In the listing below, identify each line with the word "serve" and return those lines.

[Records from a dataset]
----------

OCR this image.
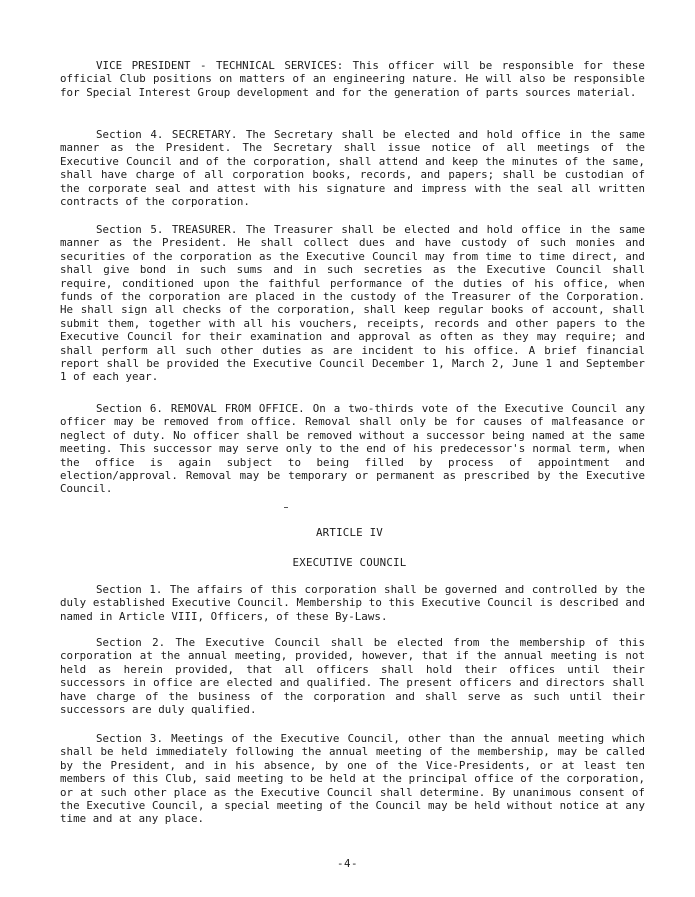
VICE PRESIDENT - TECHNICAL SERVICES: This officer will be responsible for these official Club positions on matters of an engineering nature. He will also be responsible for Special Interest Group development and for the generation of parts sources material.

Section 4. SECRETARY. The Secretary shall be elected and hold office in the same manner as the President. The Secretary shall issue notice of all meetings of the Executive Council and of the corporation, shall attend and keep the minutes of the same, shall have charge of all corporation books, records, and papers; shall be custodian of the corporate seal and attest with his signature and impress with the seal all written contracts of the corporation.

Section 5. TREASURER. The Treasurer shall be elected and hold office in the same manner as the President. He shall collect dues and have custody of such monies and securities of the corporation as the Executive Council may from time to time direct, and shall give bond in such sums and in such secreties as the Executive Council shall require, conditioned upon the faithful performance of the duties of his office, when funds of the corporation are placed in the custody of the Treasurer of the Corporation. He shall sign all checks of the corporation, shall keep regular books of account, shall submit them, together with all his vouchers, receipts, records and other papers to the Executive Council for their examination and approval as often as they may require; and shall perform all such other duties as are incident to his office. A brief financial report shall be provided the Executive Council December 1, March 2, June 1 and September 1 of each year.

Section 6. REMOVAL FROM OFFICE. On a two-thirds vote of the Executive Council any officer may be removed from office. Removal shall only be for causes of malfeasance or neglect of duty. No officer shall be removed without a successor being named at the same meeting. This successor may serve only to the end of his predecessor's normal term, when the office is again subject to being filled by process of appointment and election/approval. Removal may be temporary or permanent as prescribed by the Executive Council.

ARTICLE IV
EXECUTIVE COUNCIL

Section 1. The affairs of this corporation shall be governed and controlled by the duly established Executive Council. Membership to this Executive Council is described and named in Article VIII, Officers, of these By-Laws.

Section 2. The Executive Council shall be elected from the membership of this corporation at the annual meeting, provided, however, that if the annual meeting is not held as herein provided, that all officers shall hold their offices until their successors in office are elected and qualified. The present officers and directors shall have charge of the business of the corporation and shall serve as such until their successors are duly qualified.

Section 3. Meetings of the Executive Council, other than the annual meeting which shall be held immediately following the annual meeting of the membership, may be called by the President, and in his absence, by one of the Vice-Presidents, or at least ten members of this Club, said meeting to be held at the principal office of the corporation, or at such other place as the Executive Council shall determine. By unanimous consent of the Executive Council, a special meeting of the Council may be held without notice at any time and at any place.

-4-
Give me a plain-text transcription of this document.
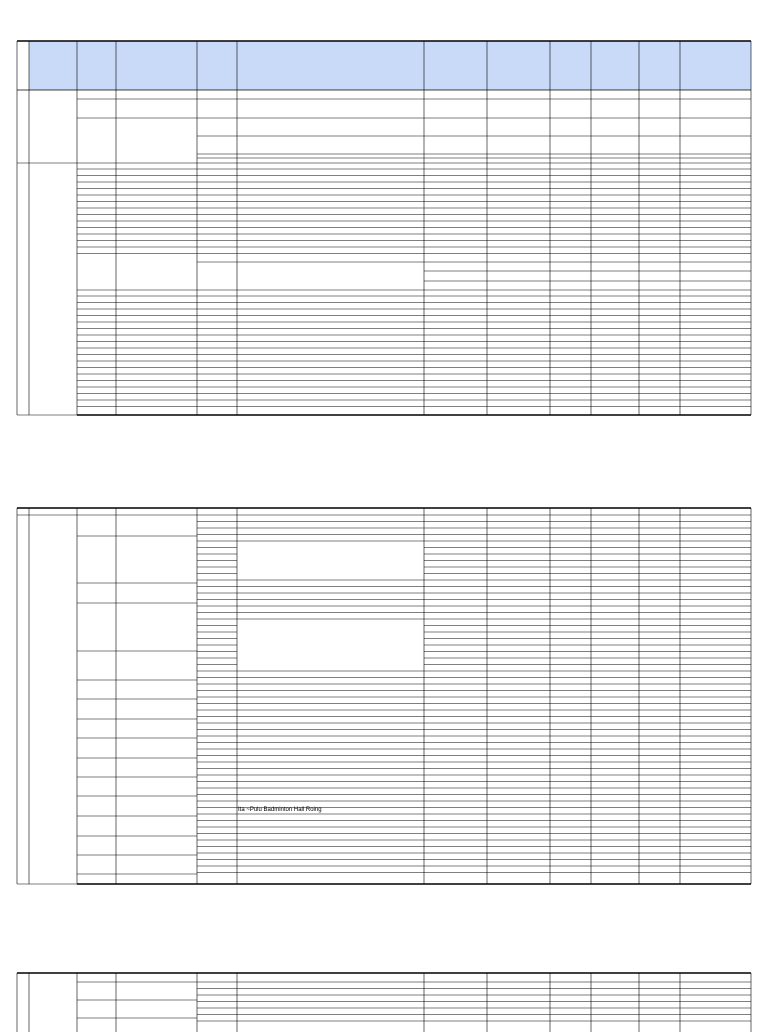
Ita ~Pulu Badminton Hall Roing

----------

Expected answer »
Section 6. REMOVAL FROM OFFICE. On a two-thirds vote of the Executive Council any officer may be removed from office. Removal shall only be for causes of malfeasance or neglect of duty. No officer shall be removed without a successor being named at the same meeting. This successor may serve only to the end of his predecessor's normal term, when the office is again subject to being filled by process of appointment and election/approval. Removal may be temporary or permanent as prescribed by the Executive Council.
Section 2. The Executive Council shall be elected from the membership of this corporation at the annual meeting, provided, however, that if the annual meeting is not held as herein provided, that all officers shall hold their offices until their successors in office are elected and qualified. The present officers and directors shall have charge of the business of the corporation and shall serve as such until their successors are duly qualified.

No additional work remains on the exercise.